BEGIN Extracted records

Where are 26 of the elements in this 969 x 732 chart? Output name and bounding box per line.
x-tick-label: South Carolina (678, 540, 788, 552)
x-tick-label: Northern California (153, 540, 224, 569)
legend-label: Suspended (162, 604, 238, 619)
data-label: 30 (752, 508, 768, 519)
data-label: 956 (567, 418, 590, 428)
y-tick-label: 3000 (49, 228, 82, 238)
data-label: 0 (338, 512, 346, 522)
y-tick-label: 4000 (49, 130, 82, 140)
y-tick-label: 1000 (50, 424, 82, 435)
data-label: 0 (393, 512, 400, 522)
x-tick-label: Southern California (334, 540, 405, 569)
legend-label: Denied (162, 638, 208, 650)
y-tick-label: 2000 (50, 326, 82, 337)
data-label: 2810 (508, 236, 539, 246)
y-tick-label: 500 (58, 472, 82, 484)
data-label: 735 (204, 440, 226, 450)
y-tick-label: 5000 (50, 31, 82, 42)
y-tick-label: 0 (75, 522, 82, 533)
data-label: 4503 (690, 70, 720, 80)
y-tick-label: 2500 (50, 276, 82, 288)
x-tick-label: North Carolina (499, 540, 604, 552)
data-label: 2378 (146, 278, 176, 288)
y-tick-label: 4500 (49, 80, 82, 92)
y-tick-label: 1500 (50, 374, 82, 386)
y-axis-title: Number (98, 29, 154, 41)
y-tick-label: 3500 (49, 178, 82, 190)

END Extracted records
BEGIN Extracted records

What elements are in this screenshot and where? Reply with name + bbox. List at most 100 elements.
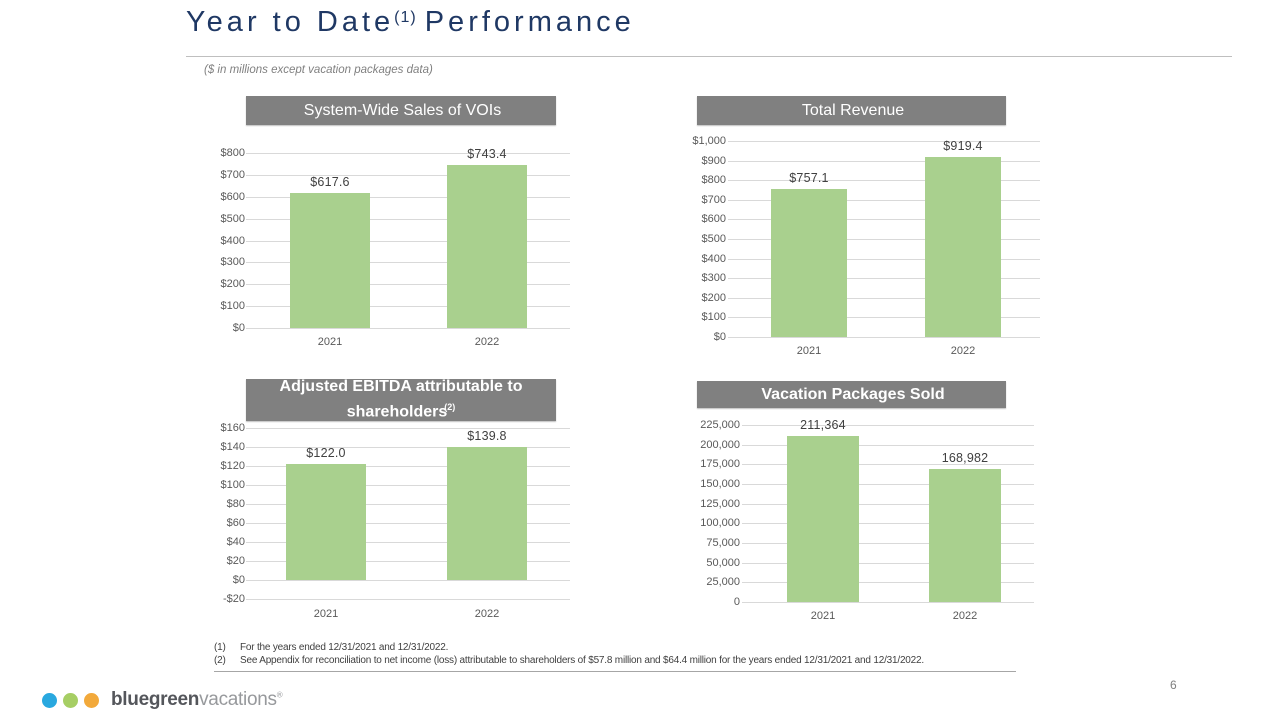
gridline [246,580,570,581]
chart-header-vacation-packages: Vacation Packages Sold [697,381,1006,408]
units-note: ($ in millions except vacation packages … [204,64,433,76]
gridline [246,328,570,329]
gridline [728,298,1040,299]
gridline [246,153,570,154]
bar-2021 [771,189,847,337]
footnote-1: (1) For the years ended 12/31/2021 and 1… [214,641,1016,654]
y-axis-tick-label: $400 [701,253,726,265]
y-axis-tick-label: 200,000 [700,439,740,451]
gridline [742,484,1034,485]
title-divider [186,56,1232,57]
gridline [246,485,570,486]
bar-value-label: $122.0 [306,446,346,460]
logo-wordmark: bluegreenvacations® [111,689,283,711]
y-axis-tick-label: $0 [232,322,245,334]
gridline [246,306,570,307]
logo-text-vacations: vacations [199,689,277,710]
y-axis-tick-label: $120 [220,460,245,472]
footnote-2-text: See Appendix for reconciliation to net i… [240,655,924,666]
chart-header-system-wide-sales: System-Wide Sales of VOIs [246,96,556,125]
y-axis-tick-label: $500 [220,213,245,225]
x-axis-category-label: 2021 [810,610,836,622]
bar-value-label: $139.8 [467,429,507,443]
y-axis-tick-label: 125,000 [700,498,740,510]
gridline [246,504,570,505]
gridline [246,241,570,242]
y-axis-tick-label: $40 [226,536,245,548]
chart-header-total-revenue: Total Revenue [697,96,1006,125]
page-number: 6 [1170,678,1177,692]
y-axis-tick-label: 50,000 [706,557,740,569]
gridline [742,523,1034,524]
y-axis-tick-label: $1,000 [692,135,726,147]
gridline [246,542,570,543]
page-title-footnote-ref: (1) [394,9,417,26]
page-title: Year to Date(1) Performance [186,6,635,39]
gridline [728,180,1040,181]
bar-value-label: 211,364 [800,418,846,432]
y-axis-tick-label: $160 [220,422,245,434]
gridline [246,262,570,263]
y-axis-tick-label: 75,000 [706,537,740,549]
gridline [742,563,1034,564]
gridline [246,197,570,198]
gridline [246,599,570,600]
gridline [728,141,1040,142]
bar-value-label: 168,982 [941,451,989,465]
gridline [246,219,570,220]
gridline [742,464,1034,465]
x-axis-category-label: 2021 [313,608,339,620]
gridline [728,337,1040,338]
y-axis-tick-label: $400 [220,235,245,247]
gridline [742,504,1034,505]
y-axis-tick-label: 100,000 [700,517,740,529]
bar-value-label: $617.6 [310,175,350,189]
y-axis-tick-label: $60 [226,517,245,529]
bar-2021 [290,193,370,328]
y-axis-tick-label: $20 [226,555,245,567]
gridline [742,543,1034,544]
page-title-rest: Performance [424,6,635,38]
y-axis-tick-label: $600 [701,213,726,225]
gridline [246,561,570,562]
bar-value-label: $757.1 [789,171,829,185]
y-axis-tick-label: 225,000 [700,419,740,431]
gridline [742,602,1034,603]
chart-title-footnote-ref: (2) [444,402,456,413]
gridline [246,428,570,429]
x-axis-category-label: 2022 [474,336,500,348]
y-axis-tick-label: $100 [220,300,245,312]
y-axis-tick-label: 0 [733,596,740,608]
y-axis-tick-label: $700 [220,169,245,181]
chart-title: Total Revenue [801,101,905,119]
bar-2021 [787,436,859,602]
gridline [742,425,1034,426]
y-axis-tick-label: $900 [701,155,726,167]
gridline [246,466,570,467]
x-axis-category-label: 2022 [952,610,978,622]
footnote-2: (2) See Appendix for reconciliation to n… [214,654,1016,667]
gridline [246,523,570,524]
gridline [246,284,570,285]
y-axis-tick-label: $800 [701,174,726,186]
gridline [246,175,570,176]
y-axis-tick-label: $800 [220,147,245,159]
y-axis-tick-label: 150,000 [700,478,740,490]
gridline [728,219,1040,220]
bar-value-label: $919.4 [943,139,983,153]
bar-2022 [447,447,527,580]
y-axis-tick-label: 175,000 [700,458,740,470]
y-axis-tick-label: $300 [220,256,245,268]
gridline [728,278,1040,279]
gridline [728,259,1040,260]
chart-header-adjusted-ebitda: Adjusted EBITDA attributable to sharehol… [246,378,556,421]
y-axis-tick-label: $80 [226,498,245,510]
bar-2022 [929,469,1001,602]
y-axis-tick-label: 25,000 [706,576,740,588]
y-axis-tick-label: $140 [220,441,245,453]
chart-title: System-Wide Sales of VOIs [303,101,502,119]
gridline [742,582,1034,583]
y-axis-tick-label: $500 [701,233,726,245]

END Extracted records

Directions:
Can you reproduce the listing lines from the one with "gridline [246,580,570,581]" through the one with "footnote-2-text: See Appendix", unchanged and with both of those lines included?

Reply to the task:
gridline [246,580,570,581]
chart-header-vacation-packages: Vacation Packages Sold [697,381,1006,408]
units-note: ($ in millions except vacation packages … [204,64,433,76]
gridline [246,328,570,329]
gridline [728,298,1040,299]
gridline [246,153,570,154]
bar-2021 [771,189,847,337]
footnote-1: (1) For the years ended 12/31/2021 and 1… [214,641,1016,654]
y-axis-tick-label: $400 [701,253,726,265]
y-axis-tick-label: 200,000 [700,439,740,451]
gridline [742,484,1034,485]
title-divider [186,56,1232,57]
gridline [246,485,570,486]
bar-value-label: $122.0 [306,446,346,460]
logo-wordmark: bluegreenvacations® [111,689,283,711]
y-axis-tick-label: $0 [232,322,245,334]
gridline [246,306,570,307]
logo-text-vacations: vacations [199,689,277,710]
y-axis-tick-label: $120 [220,460,245,472]
footnote-2-text: See Appendix for reconciliation to net i… [240,655,924,666]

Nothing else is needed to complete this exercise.